■ Action item
Continue the passage on culture, thought, and development from its last sentence, keeping its tone and line of argument.

■ Passage provided
+===+

Culture, Thought, and Development

Culture, Thought, and Development

Culture, Thought, and Development

Culture, Thought, and Development

Synopsis

In this volume, the reader will find a host of fresh perspectives. Authors seek to reconceptualize problems, offering new frames for understanding relations between culture and human development. Contributors include scholars from the disciplines of philosophy, law, theology, anthropology, developmental psychology, neuro- and evolutionary psychology, linguistics, cognitive science, and physics. To help organize the discussions, the volume is divided into three parts. Each part reflects an arena of current scholarly activity related to the analysis of culture, cognition, and development. The editors cast a wide but carefully crafted net in assembling contributions to this volume. Though the contributors span a wide range of disciplines, features common to the work include both clear departures from the polemics of nature-nurture debates and a clear focus on interacting systems in individuals' activities, leading to novel developmental processes. All accounts are efforts to mark new and productive paths for exploring intrinsic relations between culture and development.

Excerpt

Efforts to understand relations between culture and human development are longstanding in the social and behavioral sciences. It is infrequent, however, that scholars pursuing varied questions related to the topic have the opportunity for sustained interaction. The 1997 meetings of the Jean Piaget Society in Santa Monica, California, were planned to support just this kind of protracted crossdisciplinary exchange. This volume consists principally of invited contributions to the meeting. In addition, we are grateful to contributors who were not able to attend, including Penelope Brown and Stephen Levinson, as well as Martha Nussbaum.

The collection of chapters is unusual. All depart in significant ways from the "received" accounts of relations between culture and human development. In what we take as the received view, culture and the individual are understood as separate entities, and the crux of scholarly questions concern whether or in what way one factor -- culture of the individual -- affects change in the other.

+===+

■ Records shown
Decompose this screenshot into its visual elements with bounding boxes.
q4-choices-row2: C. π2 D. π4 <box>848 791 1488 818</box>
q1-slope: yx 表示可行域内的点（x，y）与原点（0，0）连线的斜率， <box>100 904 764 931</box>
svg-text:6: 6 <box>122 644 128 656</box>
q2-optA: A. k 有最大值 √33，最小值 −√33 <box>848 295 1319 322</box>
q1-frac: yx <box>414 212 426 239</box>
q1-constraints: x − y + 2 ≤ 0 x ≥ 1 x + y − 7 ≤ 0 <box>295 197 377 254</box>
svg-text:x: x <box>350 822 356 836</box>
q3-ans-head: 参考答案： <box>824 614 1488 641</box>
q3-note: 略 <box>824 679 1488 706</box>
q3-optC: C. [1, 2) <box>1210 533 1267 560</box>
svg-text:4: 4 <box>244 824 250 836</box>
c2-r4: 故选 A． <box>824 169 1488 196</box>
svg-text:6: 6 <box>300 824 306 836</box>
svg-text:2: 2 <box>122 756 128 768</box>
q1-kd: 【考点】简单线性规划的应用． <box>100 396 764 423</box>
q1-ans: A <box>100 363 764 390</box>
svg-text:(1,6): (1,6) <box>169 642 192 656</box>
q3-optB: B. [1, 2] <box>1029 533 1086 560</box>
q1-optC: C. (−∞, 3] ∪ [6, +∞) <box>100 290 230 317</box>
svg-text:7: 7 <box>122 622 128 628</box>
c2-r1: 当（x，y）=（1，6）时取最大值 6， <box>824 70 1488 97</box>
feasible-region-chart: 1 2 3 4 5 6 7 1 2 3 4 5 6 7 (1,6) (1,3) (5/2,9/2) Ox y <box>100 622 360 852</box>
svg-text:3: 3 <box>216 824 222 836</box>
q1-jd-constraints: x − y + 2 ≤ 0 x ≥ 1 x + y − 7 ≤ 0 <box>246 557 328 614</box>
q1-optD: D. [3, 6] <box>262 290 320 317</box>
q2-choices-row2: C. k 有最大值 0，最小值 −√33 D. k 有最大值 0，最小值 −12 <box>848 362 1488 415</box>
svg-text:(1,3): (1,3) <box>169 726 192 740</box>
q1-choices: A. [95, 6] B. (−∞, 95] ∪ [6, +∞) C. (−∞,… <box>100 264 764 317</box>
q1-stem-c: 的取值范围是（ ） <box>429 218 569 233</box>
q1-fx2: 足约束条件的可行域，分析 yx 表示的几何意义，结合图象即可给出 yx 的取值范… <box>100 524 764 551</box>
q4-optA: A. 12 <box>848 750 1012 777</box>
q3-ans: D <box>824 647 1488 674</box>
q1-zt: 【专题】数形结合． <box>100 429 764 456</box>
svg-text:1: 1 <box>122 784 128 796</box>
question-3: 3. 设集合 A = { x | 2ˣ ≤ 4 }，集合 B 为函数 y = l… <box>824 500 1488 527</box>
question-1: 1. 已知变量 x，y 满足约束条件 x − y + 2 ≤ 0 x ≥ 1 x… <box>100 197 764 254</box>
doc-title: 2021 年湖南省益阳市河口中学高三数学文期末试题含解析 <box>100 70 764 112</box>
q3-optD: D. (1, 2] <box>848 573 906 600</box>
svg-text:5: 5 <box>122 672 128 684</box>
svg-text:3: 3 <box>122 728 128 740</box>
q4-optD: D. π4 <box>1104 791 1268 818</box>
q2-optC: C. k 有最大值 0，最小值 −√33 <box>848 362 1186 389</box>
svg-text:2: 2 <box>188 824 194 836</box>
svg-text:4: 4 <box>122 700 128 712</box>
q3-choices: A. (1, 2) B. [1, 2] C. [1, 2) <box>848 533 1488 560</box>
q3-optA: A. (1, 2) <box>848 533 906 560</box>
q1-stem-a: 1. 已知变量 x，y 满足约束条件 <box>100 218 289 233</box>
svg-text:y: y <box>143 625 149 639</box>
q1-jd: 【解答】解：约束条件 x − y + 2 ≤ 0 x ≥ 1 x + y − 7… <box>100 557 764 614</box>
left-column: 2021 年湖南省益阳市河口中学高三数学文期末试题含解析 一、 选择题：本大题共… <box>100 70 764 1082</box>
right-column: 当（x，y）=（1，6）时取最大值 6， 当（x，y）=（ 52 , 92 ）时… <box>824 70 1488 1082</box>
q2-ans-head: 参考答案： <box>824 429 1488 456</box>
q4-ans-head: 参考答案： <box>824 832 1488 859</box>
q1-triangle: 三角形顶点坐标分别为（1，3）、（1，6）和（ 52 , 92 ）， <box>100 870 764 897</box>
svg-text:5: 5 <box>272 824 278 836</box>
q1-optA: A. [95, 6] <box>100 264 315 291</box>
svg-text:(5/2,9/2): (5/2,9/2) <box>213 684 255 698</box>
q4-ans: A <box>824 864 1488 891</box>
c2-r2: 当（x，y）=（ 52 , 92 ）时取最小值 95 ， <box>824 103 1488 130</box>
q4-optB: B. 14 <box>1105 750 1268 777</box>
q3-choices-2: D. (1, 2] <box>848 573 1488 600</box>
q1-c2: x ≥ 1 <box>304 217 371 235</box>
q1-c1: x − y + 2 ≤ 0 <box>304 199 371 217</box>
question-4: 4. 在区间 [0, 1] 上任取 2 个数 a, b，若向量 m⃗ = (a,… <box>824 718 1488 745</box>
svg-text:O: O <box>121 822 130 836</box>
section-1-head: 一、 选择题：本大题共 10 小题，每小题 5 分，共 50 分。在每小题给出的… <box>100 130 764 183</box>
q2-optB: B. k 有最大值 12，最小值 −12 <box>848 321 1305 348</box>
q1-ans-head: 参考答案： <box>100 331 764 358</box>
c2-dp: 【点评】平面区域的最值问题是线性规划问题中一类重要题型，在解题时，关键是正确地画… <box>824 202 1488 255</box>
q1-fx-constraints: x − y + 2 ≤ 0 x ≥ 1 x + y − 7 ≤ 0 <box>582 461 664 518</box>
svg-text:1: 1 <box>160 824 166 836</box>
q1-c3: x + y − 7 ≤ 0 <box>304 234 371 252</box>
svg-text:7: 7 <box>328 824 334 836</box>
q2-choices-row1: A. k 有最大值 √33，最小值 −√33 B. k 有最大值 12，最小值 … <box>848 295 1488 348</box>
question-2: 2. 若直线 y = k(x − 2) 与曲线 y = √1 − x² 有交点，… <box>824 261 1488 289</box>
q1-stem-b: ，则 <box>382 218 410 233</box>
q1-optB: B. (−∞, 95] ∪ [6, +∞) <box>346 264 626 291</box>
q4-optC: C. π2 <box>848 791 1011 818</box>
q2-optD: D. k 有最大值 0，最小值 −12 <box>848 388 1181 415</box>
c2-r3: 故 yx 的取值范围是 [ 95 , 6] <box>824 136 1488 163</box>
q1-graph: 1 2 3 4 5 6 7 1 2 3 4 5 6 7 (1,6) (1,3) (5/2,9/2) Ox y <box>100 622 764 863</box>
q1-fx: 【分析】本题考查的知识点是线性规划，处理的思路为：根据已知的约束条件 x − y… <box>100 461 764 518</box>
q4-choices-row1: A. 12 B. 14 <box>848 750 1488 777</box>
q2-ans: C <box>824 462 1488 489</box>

+===+

■ Answer to this problem
Such received accounts vary widely. Some argue that culture and individual are autonomous, neither affecting the other in any fundamental way. For instance, one might argue that the development of the individual is controlled principally by self-regulative processes (e.g., biological) and that culture change is controlled principally by social or economic forces. Other accounts argue for causal relations -- typically that the development of the individual is a product of cultural life. Such latter accounts vary with the kind of development that is to be explained. For instance, childrearing practices may be studied as a factor that affects the moral or affective development of children, or language may be studied as a factor that affects children's classifications.

This volume contains a host of fresh perspectives. Often, authors seek to reconceptualize problems, offering new frames for understanding relations between culture and human development. Accounts often span disciplinary boundaries. Indeed, contributors to this volume include scholars from the disciplines of philosophy (Margolis); philosophy, law, and theology (Nussbaum); anthropology (Levinson, Strauss); developmental psychology (Brown, Greenfield, Nucci, Turiel); neuro- and evolutionary psychology (Donald); linguistics (Bowerman); and cognitive science and physics (diSessa). To help organize the discussion, we have partitioned the volume into three parts. Each part reflects an arena of scholarly activity related to the analysis of culture, cognition, and development.